_Data section_.

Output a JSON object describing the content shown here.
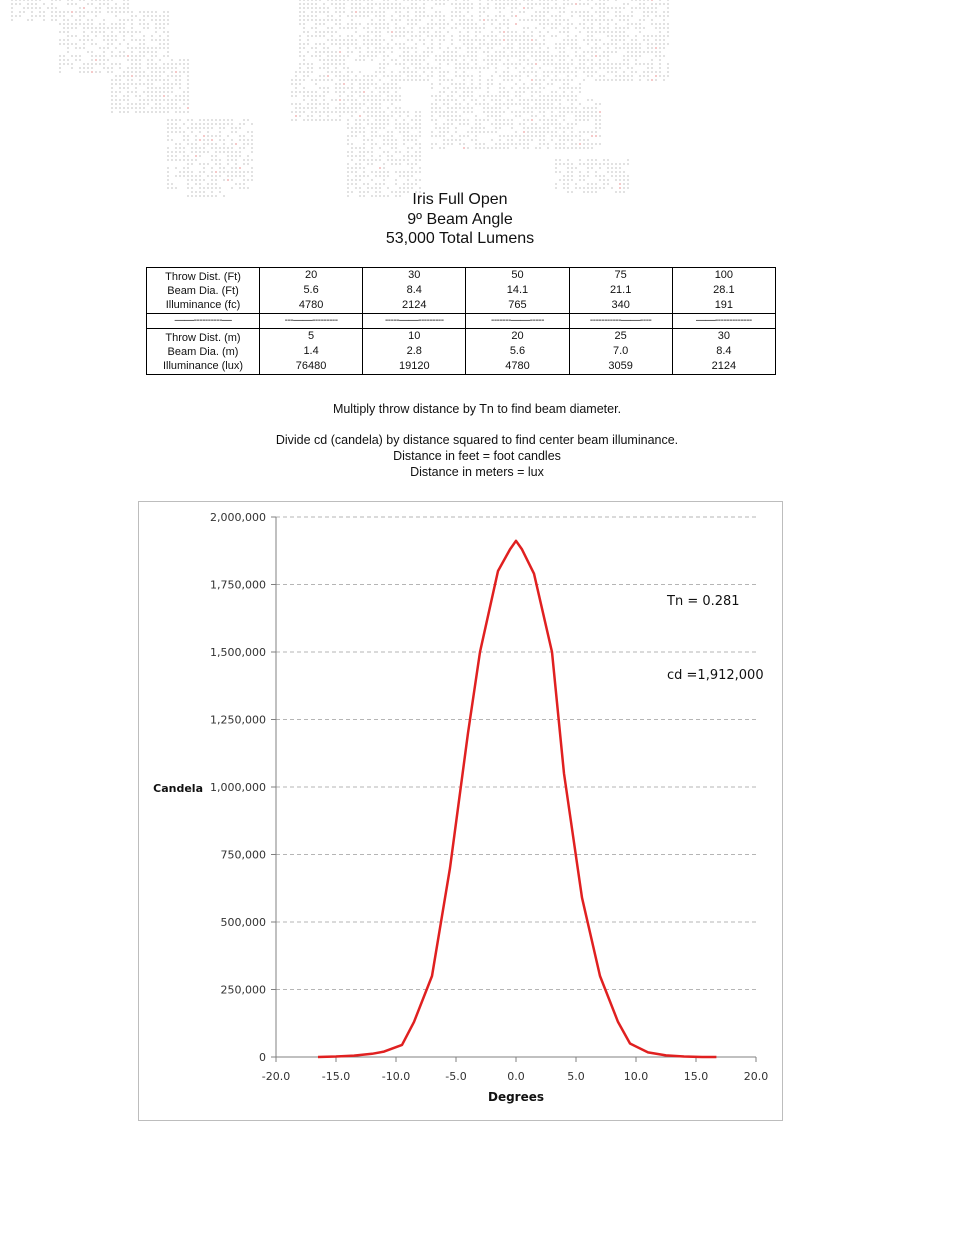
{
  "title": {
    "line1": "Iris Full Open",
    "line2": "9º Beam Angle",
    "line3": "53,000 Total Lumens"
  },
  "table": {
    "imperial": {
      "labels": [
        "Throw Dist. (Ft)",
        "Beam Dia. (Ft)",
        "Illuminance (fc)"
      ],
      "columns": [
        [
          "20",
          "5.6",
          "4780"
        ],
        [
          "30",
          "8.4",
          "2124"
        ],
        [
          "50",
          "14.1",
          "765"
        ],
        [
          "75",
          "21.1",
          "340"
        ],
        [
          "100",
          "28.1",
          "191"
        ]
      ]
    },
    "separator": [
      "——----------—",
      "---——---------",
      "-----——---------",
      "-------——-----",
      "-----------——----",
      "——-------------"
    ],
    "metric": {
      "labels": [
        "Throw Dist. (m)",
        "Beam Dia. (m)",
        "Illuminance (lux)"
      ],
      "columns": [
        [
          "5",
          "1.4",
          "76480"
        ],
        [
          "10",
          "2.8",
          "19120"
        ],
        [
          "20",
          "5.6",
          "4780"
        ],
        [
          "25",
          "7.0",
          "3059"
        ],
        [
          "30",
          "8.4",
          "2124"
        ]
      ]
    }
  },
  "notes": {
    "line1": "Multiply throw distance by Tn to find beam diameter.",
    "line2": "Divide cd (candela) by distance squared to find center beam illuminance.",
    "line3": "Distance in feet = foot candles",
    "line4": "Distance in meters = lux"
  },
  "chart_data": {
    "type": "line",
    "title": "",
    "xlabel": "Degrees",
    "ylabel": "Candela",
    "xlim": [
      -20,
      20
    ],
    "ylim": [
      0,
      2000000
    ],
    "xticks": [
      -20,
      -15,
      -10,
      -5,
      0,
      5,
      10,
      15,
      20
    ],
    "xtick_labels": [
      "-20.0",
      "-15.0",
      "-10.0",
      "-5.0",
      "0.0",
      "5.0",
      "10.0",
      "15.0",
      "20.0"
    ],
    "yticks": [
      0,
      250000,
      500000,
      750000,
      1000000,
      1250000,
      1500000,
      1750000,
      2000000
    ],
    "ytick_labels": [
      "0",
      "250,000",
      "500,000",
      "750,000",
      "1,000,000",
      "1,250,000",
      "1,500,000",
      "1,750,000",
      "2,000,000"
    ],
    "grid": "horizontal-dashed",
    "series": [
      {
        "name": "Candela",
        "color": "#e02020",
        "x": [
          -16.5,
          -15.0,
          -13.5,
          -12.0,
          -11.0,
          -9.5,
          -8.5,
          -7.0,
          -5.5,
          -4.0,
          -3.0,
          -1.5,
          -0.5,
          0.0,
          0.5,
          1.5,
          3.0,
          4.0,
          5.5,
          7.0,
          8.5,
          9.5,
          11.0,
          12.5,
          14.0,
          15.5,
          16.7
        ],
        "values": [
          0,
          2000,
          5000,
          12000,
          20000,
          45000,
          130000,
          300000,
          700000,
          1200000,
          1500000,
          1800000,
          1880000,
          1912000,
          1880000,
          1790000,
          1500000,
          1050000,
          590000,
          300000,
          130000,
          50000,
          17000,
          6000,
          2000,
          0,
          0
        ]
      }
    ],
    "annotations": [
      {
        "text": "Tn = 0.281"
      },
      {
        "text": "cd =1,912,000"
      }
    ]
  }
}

_Given exercise_.
Every line above should be repeated exactly; pictures stay out of the copy.

_Exercise output_.
Output a JSON object describing the content shown here.
{
  "title": {
    "line1": "Iris Full Open",
    "line2": "9º Beam Angle",
    "line3": "53,000 Total Lumens"
  },
  "table": {
    "imperial": {
      "labels": [
        "Throw Dist. (Ft)",
        "Beam Dia. (Ft)",
        "Illuminance (fc)"
      ],
      "columns": [
        [
          "20",
          "5.6",
          "4780"
        ],
        [
          "30",
          "8.4",
          "2124"
        ],
        [
          "50",
          "14.1",
          "765"
        ],
        [
          "75",
          "21.1",
          "340"
        ],
        [
          "100",
          "28.1",
          "191"
        ]
      ]
    },
    "separator": [
      "——----------—",
      "---——---------",
      "-----——---------",
      "-------——-----",
      "-----------——----",
      "——-------------"
    ],
    "metric": {
      "labels": [
        "Throw Dist. (m)",
        "Beam Dia. (m)",
        "Illuminance (lux)"
      ],
      "columns": [
        [
          "5",
          "1.4",
          "76480"
        ],
        [
          "10",
          "2.8",
          "19120"
        ],
        [
          "20",
          "5.6",
          "4780"
        ],
        [
          "25",
          "7.0",
          "3059"
        ],
        [
          "30",
          "8.4",
          "2124"
        ]
      ]
    }
  },
  "notes": {
    "line1": "Multiply throw distance by Tn to find beam diameter.",
    "line2": "Divide cd (candela) by distance squared to find center beam illuminance.",
    "line3": "Distance in feet = foot candles",
    "line4": "Distance in meters = lux"
  },
  "chart_data": {
    "type": "line",
    "title": "",
    "xlabel": "Degrees",
    "ylabel": "Candela",
    "xlim": [
      -20,
      20
    ],
    "ylim": [
      0,
      2000000
    ],
    "xticks": [
      -20,
      -15,
      -10,
      -5,
      0,
      5,
      10,
      15,
      20
    ],
    "xtick_labels": [
      "-20.0",
      "-15.0",
      "-10.0",
      "-5.0",
      "0.0",
      "5.0",
      "10.0",
      "15.0",
      "20.0"
    ],
    "yticks": [
      0,
      250000,
      500000,
      750000,
      1000000,
      1250000,
      1500000,
      1750000,
      2000000
    ],
    "ytick_labels": [
      "0",
      "250,000",
      "500,000",
      "750,000",
      "1,000,000",
      "1,250,000",
      "1,500,000",
      "1,750,000",
      "2,000,000"
    ],
    "grid": "horizontal-dashed",
    "series": [
      {
        "name": "Candela",
        "color": "#e02020",
        "x": [
          -16.5,
          -15.0,
          -13.5,
          -12.0,
          -11.0,
          -9.5,
          -8.5,
          -7.0,
          -5.5,
          -4.0,
          -3.0,
          -1.5,
          -0.5,
          0.0,
          0.5,
          1.5,
          3.0,
          4.0,
          5.5,
          7.0,
          8.5,
          9.5,
          11.0,
          12.5,
          14.0,
          15.5,
          16.7
        ],
        "values": [
          0,
          2000,
          5000,
          12000,
          20000,
          45000,
          130000,
          300000,
          700000,
          1200000,
          1500000,
          1800000,
          1880000,
          1912000,
          1880000,
          1790000,
          1500000,
          1050000,
          590000,
          300000,
          130000,
          50000,
          17000,
          6000,
          2000,
          0,
          0
        ]
      }
    ],
    "annotations": [
      {
        "text": "Tn = 0.281"
      },
      {
        "text": "cd =1,912,000"
      }
    ]
  }
}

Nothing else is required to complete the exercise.